_The task_
Locate the string "date" in the records below. Copy every line where it occurs.
-- Start Records provided --
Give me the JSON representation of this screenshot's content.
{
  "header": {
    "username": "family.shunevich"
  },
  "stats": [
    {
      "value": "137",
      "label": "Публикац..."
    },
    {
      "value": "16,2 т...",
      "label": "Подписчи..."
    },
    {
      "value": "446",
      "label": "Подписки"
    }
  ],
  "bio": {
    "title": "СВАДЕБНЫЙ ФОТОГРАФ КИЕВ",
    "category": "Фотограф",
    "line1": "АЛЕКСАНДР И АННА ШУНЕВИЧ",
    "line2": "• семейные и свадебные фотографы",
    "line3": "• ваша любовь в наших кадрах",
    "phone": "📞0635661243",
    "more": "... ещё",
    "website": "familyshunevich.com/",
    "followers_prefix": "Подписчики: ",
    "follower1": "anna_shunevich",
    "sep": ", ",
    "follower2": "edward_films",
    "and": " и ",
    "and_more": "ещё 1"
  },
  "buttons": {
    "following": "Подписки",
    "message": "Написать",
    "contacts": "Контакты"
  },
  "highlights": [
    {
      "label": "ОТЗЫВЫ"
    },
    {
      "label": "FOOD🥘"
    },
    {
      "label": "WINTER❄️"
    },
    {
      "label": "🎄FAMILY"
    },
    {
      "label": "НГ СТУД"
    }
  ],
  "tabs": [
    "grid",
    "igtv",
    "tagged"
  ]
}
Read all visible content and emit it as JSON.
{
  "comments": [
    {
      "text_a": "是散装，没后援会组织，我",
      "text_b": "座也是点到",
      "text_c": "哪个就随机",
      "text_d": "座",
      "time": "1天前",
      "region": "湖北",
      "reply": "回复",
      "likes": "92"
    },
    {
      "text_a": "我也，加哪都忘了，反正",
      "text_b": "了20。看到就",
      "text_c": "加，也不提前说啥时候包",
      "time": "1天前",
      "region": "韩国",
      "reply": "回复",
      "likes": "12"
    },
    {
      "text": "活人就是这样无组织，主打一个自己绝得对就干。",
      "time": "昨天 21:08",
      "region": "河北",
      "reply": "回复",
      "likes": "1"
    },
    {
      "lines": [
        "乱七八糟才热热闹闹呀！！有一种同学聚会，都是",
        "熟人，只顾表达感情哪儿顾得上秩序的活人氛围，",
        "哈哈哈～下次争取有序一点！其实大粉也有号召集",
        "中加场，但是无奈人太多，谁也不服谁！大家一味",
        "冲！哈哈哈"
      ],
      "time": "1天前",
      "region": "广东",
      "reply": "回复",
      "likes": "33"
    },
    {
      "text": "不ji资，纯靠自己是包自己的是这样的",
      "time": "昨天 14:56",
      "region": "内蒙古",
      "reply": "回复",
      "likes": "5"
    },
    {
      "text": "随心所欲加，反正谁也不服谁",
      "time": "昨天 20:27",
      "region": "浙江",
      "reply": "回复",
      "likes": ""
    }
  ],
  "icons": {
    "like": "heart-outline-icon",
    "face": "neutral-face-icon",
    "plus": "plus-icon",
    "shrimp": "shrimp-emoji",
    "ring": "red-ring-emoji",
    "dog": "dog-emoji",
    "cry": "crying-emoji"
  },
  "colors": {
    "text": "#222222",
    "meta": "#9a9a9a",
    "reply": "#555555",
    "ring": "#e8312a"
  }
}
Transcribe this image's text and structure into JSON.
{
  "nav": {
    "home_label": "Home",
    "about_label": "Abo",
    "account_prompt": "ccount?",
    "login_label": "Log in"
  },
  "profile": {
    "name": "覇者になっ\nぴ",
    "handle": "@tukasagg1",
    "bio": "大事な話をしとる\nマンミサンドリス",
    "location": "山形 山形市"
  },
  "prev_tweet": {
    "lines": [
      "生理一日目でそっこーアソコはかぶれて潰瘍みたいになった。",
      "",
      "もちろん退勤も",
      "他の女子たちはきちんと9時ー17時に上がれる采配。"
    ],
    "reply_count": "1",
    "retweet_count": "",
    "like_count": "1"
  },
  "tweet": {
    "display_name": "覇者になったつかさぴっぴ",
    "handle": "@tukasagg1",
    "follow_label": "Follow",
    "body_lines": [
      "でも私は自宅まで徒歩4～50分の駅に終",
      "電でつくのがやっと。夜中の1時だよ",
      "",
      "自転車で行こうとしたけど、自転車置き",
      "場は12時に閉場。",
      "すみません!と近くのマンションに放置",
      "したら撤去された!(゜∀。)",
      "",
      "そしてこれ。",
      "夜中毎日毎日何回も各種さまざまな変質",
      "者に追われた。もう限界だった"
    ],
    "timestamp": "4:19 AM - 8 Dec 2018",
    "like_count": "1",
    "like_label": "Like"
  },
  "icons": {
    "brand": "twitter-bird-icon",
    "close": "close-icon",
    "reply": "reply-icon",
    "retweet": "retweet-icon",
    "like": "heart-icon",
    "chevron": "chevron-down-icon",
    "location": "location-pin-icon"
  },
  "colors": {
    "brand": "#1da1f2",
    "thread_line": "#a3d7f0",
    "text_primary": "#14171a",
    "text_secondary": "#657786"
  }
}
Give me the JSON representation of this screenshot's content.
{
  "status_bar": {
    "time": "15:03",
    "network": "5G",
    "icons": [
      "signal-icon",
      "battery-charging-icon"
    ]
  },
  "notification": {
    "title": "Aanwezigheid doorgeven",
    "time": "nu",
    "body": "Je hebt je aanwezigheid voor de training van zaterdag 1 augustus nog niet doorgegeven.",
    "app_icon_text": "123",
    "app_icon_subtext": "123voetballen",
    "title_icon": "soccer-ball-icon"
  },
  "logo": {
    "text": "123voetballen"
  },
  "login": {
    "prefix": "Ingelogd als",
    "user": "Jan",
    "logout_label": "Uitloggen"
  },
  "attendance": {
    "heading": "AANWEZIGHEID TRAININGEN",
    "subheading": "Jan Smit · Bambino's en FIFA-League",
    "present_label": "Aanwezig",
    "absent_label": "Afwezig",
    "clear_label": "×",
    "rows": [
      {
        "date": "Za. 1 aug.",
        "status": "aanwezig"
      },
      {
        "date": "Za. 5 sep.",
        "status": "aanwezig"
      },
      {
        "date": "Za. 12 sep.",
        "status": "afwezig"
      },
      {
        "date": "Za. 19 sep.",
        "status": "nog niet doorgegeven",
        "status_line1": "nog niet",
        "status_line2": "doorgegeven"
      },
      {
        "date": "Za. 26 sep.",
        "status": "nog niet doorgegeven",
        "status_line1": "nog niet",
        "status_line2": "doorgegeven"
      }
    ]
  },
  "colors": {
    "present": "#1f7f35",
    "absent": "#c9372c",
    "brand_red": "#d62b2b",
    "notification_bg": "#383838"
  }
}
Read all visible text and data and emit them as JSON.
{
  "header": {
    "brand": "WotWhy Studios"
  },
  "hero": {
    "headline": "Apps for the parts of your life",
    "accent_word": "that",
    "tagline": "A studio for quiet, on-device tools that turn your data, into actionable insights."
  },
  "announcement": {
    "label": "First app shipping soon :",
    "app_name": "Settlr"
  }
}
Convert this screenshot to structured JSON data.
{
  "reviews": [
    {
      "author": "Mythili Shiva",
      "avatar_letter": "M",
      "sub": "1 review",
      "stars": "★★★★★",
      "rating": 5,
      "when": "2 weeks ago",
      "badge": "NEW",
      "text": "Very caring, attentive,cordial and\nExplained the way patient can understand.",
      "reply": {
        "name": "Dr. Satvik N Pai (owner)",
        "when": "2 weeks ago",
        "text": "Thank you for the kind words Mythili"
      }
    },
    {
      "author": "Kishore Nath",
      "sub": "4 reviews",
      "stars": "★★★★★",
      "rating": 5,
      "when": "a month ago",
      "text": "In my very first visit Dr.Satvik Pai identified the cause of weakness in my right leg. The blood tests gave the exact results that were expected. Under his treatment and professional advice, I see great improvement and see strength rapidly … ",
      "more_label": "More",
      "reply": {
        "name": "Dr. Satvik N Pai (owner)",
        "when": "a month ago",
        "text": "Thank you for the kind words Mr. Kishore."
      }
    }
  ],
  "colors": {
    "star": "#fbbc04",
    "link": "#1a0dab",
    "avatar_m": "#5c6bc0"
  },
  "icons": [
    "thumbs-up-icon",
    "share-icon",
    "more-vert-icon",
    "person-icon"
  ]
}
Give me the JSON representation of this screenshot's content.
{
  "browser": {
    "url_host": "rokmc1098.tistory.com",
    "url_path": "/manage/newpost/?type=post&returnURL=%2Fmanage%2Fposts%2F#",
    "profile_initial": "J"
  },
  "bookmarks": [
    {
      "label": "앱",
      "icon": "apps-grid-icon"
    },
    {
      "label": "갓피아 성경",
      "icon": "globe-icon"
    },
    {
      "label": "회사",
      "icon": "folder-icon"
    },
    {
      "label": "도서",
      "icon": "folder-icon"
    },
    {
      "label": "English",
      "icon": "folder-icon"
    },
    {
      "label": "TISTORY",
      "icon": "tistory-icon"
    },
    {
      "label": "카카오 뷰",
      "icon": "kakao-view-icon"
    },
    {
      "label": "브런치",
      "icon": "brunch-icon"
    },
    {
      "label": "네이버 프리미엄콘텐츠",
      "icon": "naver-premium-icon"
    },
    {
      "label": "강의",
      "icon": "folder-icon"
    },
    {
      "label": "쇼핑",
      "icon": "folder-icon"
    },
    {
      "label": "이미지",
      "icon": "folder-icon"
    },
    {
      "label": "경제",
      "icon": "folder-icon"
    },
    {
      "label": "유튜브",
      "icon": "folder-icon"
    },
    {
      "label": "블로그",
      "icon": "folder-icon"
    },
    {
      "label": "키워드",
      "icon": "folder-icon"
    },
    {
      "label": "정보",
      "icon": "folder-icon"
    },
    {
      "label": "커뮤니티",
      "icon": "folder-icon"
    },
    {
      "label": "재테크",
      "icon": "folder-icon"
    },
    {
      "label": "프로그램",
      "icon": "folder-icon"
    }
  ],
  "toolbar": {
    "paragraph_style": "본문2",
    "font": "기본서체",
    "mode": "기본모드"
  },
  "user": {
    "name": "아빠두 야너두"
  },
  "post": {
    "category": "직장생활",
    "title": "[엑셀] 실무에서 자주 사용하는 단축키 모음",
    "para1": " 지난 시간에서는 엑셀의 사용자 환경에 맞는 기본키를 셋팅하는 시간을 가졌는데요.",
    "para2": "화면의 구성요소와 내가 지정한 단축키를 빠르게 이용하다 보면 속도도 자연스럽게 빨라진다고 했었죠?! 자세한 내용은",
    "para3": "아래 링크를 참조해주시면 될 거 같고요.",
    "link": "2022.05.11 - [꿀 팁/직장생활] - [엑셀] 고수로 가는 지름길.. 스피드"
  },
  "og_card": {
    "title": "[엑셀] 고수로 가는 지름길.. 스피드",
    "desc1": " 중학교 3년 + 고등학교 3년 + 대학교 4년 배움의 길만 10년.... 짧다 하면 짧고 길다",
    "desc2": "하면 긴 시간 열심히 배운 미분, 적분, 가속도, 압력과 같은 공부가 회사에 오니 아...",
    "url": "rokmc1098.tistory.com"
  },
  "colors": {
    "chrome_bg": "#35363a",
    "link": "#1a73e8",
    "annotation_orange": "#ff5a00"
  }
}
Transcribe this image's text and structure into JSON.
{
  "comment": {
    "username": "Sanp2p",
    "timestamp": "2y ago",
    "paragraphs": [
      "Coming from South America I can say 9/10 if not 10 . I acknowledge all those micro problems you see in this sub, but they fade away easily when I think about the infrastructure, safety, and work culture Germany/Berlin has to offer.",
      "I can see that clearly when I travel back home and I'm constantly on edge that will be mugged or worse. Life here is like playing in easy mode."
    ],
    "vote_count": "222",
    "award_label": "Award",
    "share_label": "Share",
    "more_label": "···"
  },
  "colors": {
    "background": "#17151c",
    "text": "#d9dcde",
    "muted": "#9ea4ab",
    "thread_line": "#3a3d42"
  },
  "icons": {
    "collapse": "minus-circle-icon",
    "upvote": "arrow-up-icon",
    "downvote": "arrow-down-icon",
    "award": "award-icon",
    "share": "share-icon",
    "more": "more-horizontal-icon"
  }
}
-- End Records provided --
_Written response_
        "date": "Za. 1 aug.",
        "date": "Za. 5 sep.",
        "date": "Za. 12 sep.",
        "date": "Za. 19 sep.",
        "date": "Za. 26 sep.",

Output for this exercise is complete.